* _Task instructions_
Produce an exact transcription of the listing below, omitting the pictures.

[start Data records]

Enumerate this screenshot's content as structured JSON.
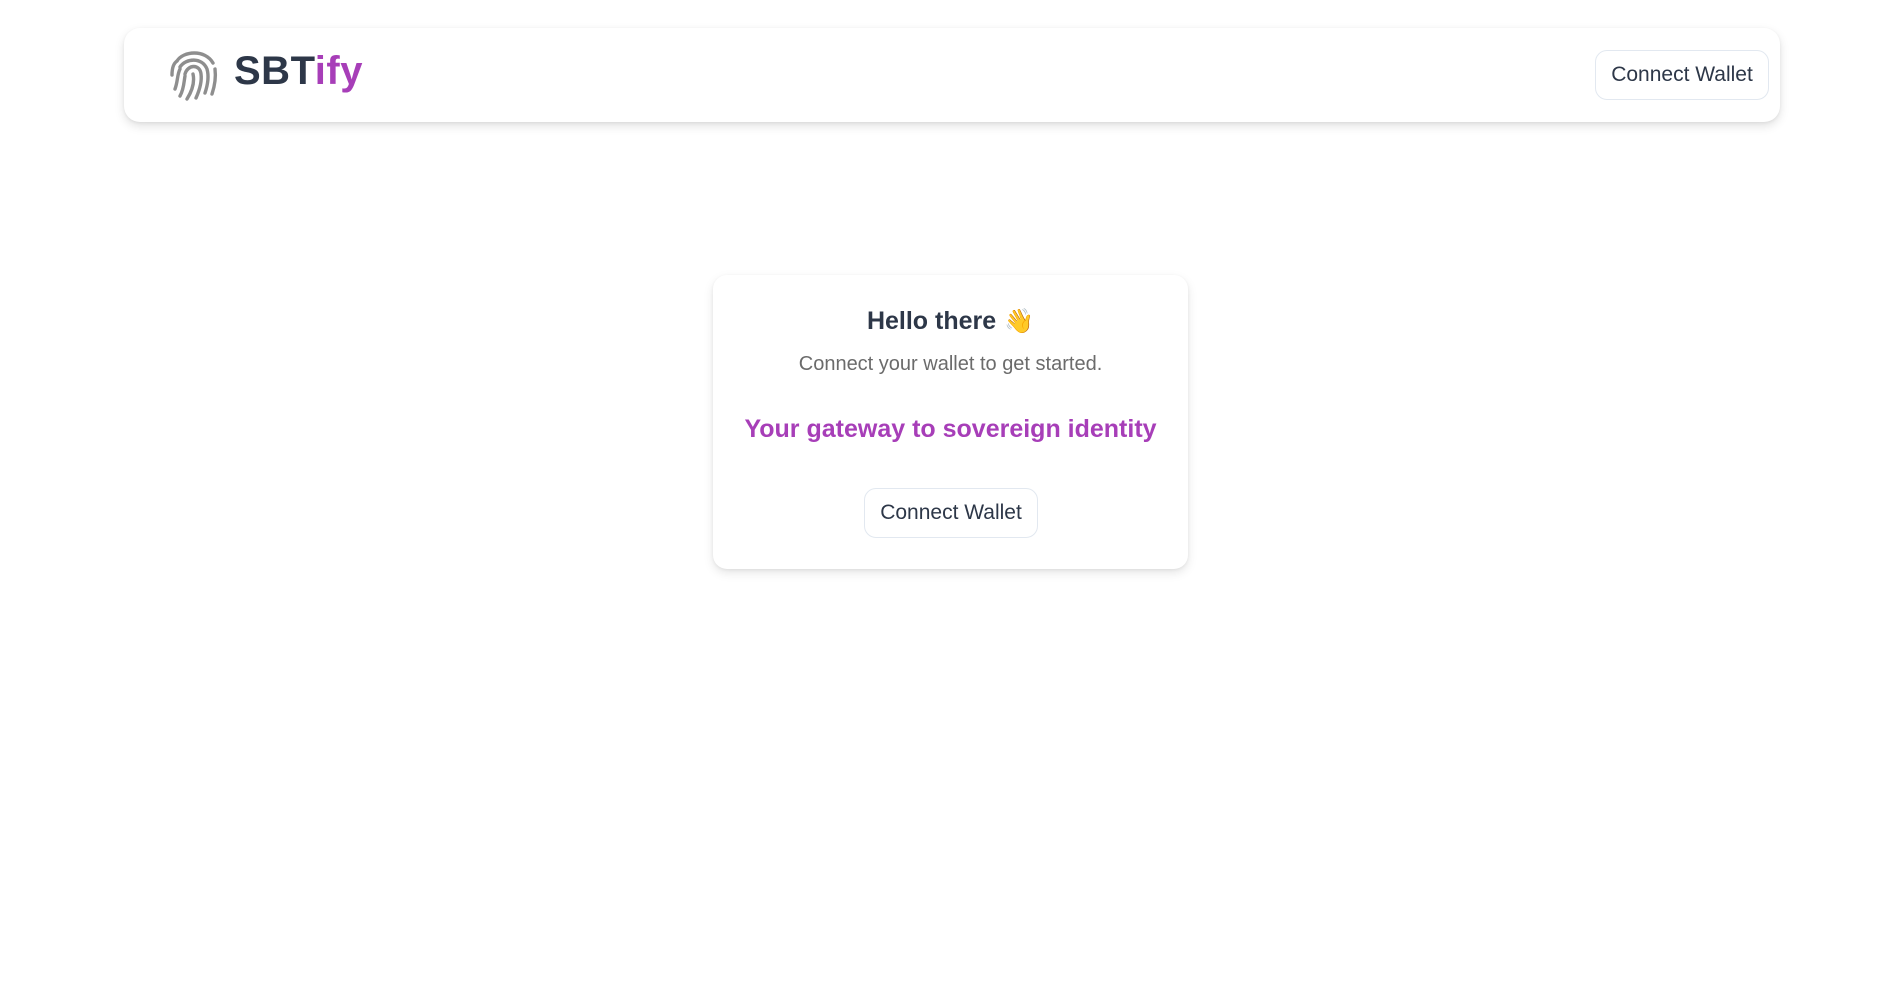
{
  "header": {
    "logo_icon": "fingerprint-icon",
    "brand_prefix": "SBT",
    "brand_suffix": "ify",
    "connect_wallet_label": "Connect Wallet"
  },
  "card": {
    "title": "Hello there",
    "title_emoji": "👋",
    "subtitle": "Connect your wallet to get started.",
    "tagline": "Your gateway to sovereign identity",
    "connect_wallet_label": "Connect Wallet"
  },
  "colors": {
    "brand_accent": "#a73eb8",
    "text_dark": "#2d3748",
    "text_muted": "#6b6b6b",
    "button_border": "#e2e8f0"
  }
}
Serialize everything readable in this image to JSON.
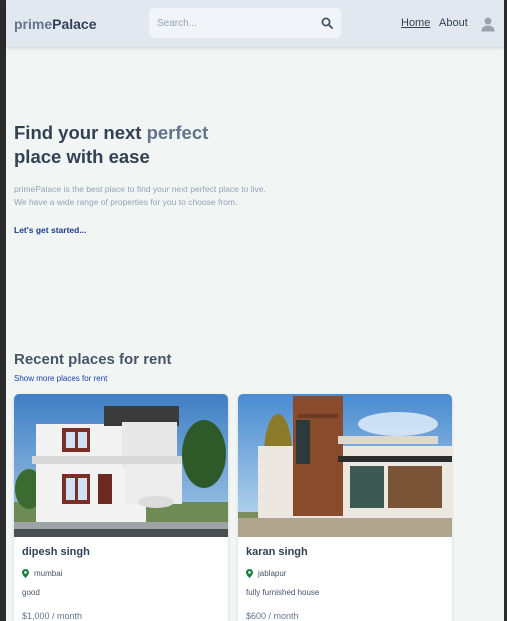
{
  "header": {
    "logo_prefix": "prime",
    "logo_suffix": "Palace",
    "search_placeholder": "Search...",
    "nav": {
      "home": "Home",
      "about": "About"
    }
  },
  "hero": {
    "title_start": "Find your next ",
    "title_accent": "perfect",
    "title_line2": "place with ease",
    "desc_line1": "primePalace is the best place to find your next perfect place to live.",
    "desc_line2": "We have a wide range of properties for you to choose from.",
    "cta": "Let's get started..."
  },
  "recent": {
    "title": "Recent places for rent",
    "show_more": "Show more places for rent",
    "listings": [
      {
        "name": "dipesh singh",
        "location": "mumbai",
        "description": "good",
        "price": "$1,000 / month",
        "image": "modern-white-house-photo"
      },
      {
        "name": "karan singh",
        "location": "jablapur",
        "description": "fully furnished house",
        "price": "$600 / month",
        "image": "modern-wood-house-photo"
      }
    ]
  },
  "icons": {
    "search": "search-icon",
    "user": "user-icon",
    "location": "map-pin-icon"
  },
  "colors": {
    "header_bg": "#e2e8f0",
    "page_bg": "#f1f5f4",
    "text_dark": "#334155",
    "text_slate": "#64748b",
    "link_blue": "#1e3a8a",
    "pin_green": "#15803d"
  }
}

[end Data records]

* _Solution for this task_
Enumerate this screenshot's content as structured JSON.
{
  "header": {
    "logo_icon": "fingerprint-icon",
    "brand_prefix": "SBT",
    "brand_suffix": "ify",
    "connect_wallet_label": "Connect Wallet"
  },
  "card": {
    "title": "Hello there",
    "title_emoji": "👋",
    "subtitle": "Connect your wallet to get started.",
    "tagline": "Your gateway to sovereign identity",
    "connect_wallet_label": "Connect Wallet"
  },
  "colors": {
    "brand_accent": "#a73eb8",
    "text_dark": "#2d3748",
    "text_muted": "#6b6b6b",
    "button_border": "#e2e8f0"
  }
}
Serialize everything readable in this image to JSON.
{
  "header": {
    "logo_prefix": "prime",
    "logo_suffix": "Palace",
    "search_placeholder": "Search...",
    "nav": {
      "home": "Home",
      "about": "About"
    }
  },
  "hero": {
    "title_start": "Find your next ",
    "title_accent": "perfect",
    "title_line2": "place with ease",
    "desc_line1": "primePalace is the best place to find your next perfect place to live.",
    "desc_line2": "We have a wide range of properties for you to choose from.",
    "cta": "Let's get started..."
  },
  "recent": {
    "title": "Recent places for rent",
    "show_more": "Show more places for rent",
    "listings": [
      {
        "name": "dipesh singh",
        "location": "mumbai",
        "description": "good",
        "price": "$1,000 / month",
        "image": "modern-white-house-photo"
      },
      {
        "name": "karan singh",
        "location": "jablapur",
        "description": "fully furnished house",
        "price": "$600 / month",
        "image": "modern-wood-house-photo"
      }
    ]
  },
  "icons": {
    "search": "search-icon",
    "user": "user-icon",
    "location": "map-pin-icon"
  },
  "colors": {
    "header_bg": "#e2e8f0",
    "page_bg": "#f1f5f4",
    "text_dark": "#334155",
    "text_slate": "#64748b",
    "link_blue": "#1e3a8a",
    "pin_green": "#15803d"
  }
}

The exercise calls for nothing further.